▸ Task to complete:
Write out every entry precisely as given, leaving the pictures out.

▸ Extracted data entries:
========
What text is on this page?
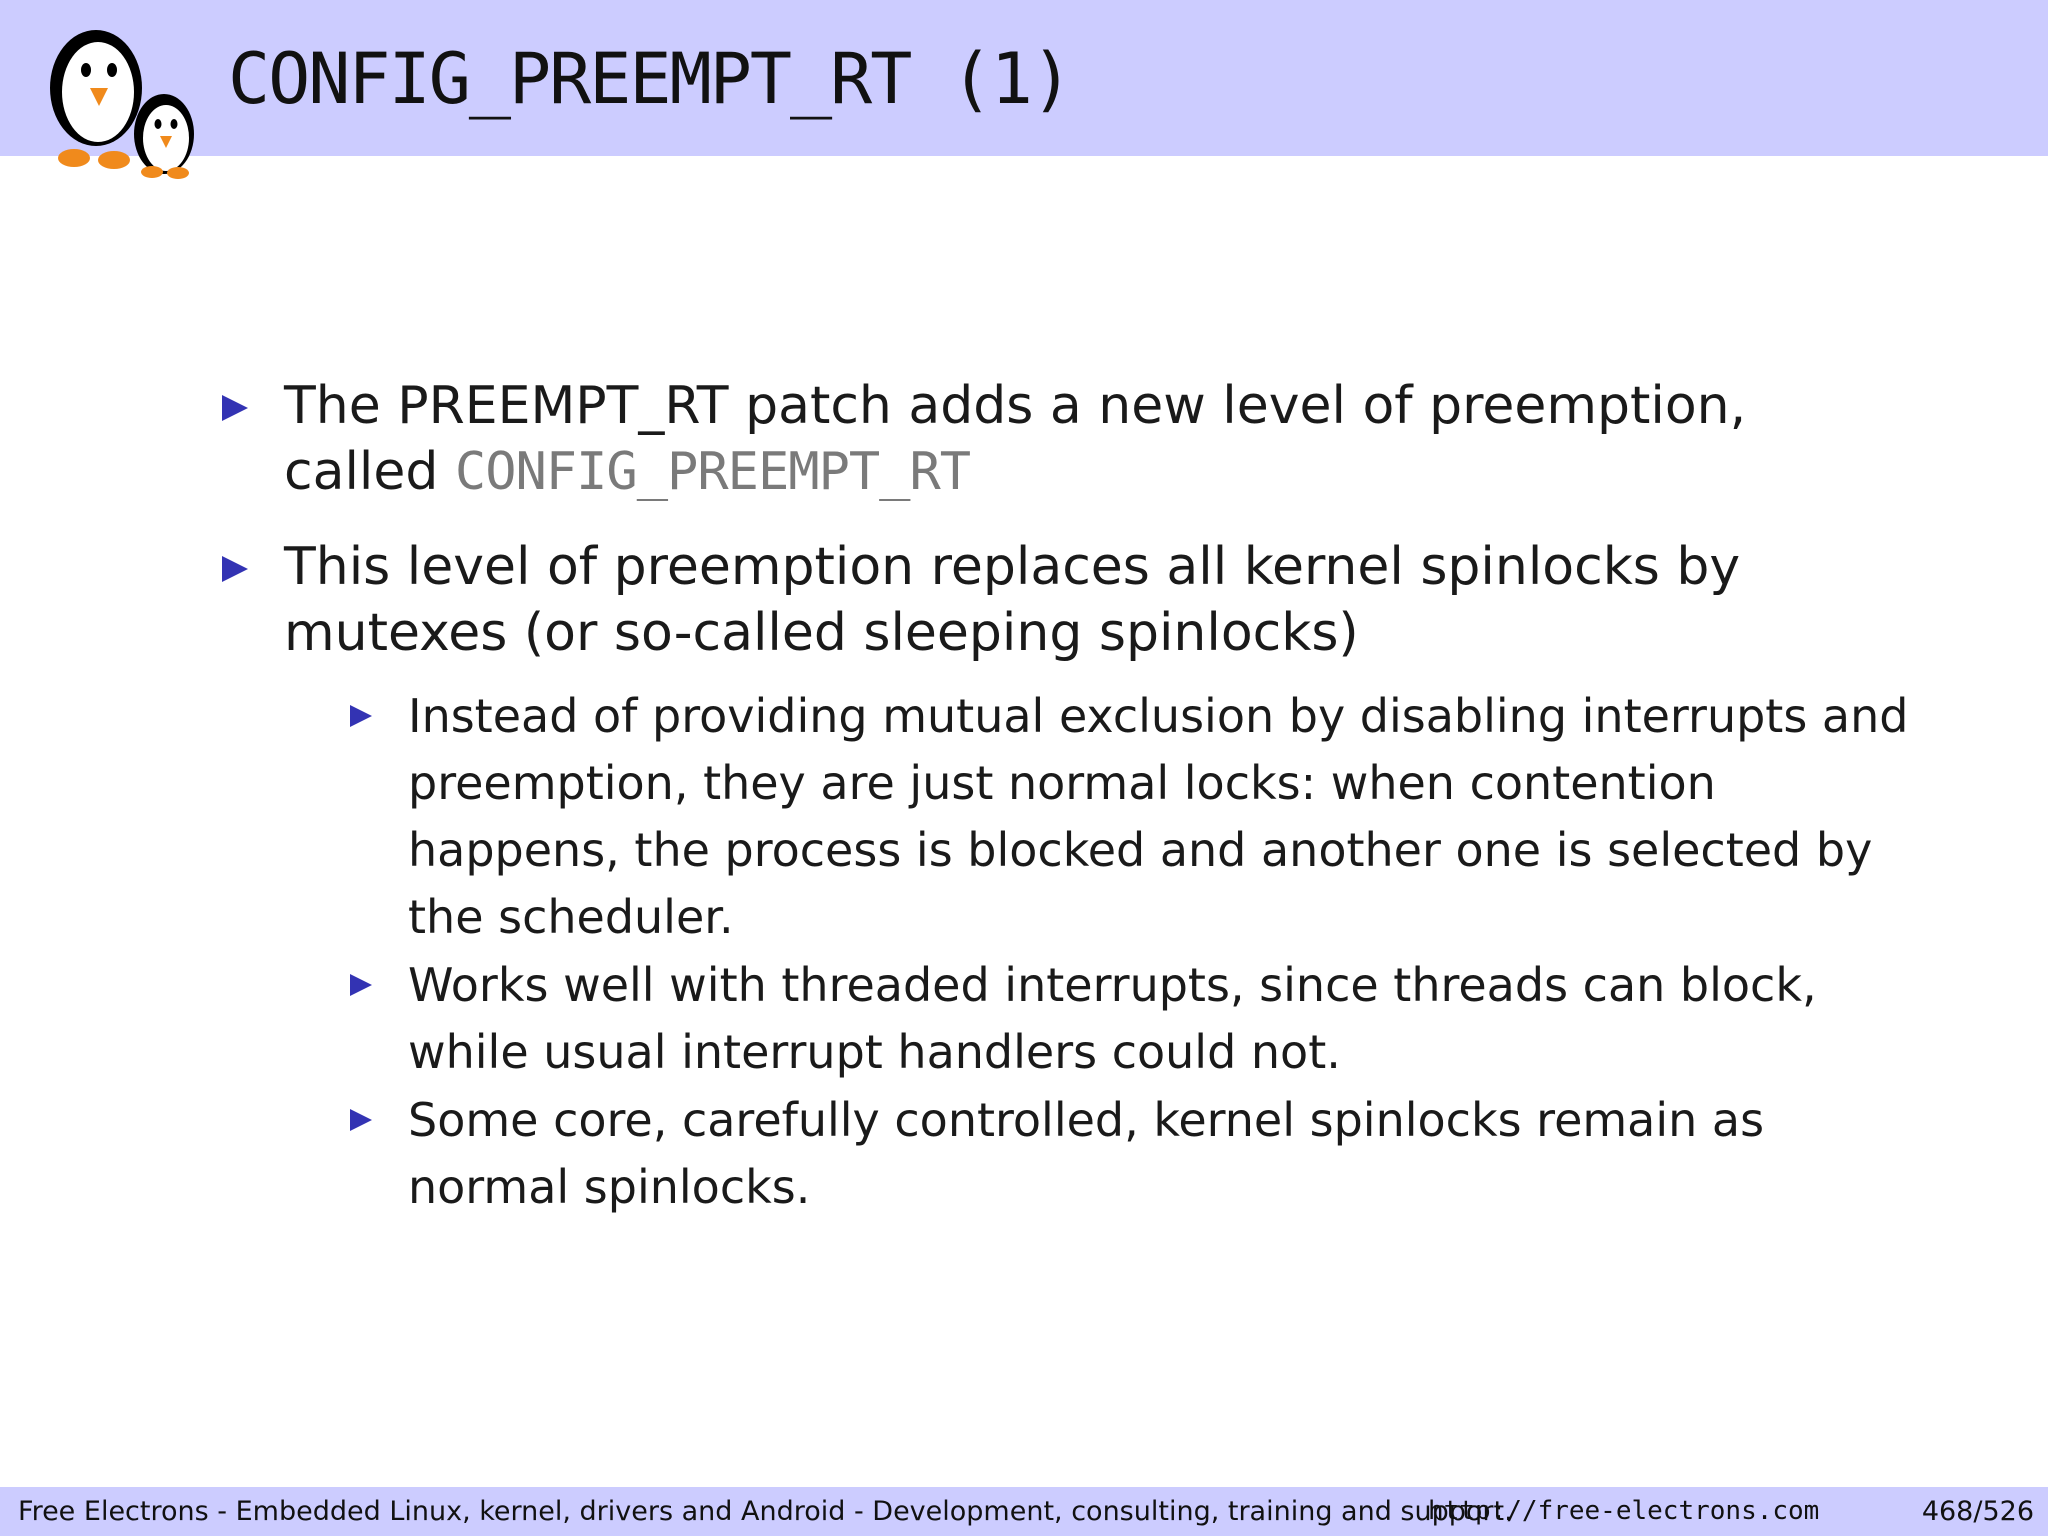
CONFIG_PREEMPT_RT (1)
The PREEMPT_RT patch adds a new level of preemption, called CONFIG_PREEMPT_RT
This level of preemption replaces all kernel spinlocks by mutexes (or so-called sleeping spinlocks)
Instead of providing mutual exclusion by disabling interrupts and preemption, they are just normal locks: when contention happens, the process is blocked and another one is selected by the scheduler.
Works well with threaded interrupts, since threads can block, while usual interrupt handlers could not.
Some core, carefully controlled, kernel spinlocks remain as normal spinlocks.
Free Electrons - Embedded Linux, kernel, drivers and Android - Development, consulting, training and support.
http://free-electrons.com	468/526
========
▸ Answer to the problem:
What text is on this page?
CONFIG_PREEMPT_RT (1)
The PREEMPT_RT patch adds a new level of preemption, called CONFIG_PREEMPT_RT
This level of preemption replaces all kernel spinlocks by mutexes (or so-called sleeping spinlocks)
Instead of providing mutual exclusion by disabling interrupts and preemption, they are just normal locks: when contention happens, the process is blocked and another one is selected by the scheduler.
Works well with threaded interrupts, since threads can block, while usual interrupt handlers could not.
Some core, carefully controlled, kernel spinlocks remain as normal spinlocks.
Free Electrons - Embedded Linux, kernel, drivers and Android - Development, consulting, training and support.
http://free-electrons.com	468/526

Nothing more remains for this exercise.